### PROBLEM DESCRIPTION
Count the lines below that contain the word "производства" and give only the number.

* START *

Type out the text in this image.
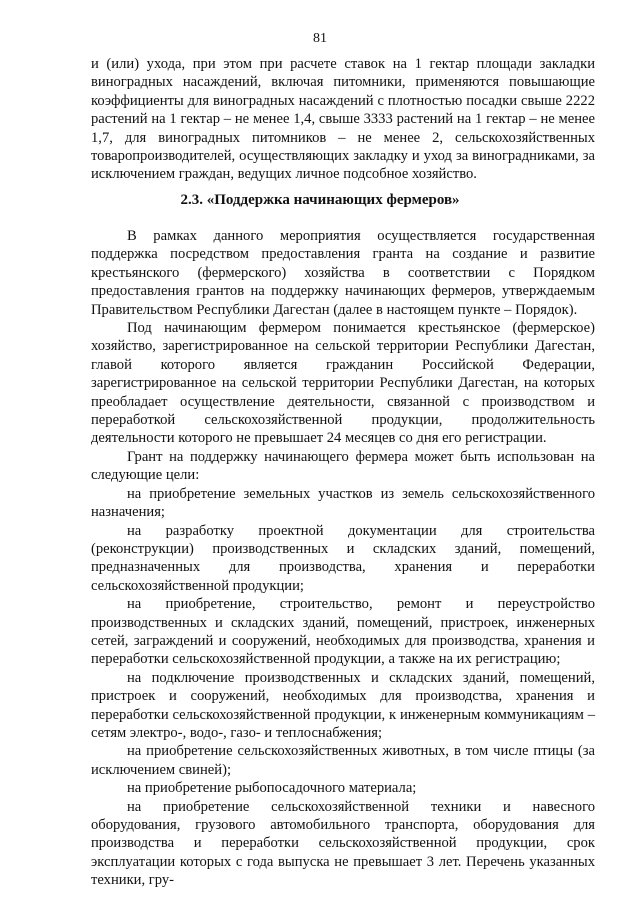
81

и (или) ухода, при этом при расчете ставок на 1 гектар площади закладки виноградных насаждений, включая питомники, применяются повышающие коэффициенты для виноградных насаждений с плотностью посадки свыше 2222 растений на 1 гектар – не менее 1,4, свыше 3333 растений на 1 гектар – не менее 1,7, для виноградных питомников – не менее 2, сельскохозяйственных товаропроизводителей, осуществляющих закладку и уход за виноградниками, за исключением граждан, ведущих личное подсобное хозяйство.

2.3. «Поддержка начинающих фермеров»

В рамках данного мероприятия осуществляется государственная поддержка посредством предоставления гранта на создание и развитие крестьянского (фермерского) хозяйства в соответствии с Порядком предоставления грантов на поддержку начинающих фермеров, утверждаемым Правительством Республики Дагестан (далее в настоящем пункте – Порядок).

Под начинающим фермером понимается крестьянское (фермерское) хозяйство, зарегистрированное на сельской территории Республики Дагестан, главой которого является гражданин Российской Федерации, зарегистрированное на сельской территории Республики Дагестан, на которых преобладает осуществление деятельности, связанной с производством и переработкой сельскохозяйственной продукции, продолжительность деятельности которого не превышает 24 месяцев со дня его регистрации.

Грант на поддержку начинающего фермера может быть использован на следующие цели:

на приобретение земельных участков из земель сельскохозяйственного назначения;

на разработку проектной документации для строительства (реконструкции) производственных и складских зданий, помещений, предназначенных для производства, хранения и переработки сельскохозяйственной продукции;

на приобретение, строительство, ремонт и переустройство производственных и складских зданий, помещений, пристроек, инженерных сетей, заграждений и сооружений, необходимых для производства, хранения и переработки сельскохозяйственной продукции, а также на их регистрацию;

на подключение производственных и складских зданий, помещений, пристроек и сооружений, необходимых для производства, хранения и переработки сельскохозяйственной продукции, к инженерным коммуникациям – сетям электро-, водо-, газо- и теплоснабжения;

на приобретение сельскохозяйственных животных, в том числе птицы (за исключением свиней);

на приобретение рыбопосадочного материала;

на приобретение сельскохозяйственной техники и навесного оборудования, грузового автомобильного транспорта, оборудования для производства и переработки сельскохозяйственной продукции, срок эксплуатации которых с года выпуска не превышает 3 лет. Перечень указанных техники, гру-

* END *
* START *

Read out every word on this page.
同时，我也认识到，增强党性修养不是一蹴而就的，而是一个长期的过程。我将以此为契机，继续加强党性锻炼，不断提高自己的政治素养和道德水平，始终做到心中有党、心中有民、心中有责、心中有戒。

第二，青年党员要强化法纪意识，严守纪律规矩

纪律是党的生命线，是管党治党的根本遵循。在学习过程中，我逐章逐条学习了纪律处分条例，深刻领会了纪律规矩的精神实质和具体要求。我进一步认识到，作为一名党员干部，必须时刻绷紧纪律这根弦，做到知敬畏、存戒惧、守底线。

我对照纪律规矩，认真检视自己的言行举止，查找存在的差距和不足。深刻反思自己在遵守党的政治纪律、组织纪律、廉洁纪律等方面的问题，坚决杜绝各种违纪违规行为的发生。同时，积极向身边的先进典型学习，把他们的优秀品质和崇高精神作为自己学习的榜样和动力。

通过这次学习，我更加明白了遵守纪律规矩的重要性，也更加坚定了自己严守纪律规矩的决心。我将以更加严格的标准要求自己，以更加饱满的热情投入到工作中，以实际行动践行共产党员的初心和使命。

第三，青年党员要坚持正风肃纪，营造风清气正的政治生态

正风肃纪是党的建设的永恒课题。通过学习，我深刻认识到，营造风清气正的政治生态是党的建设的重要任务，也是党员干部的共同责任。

* END *

### ANSWER TO THE PROBLEM
4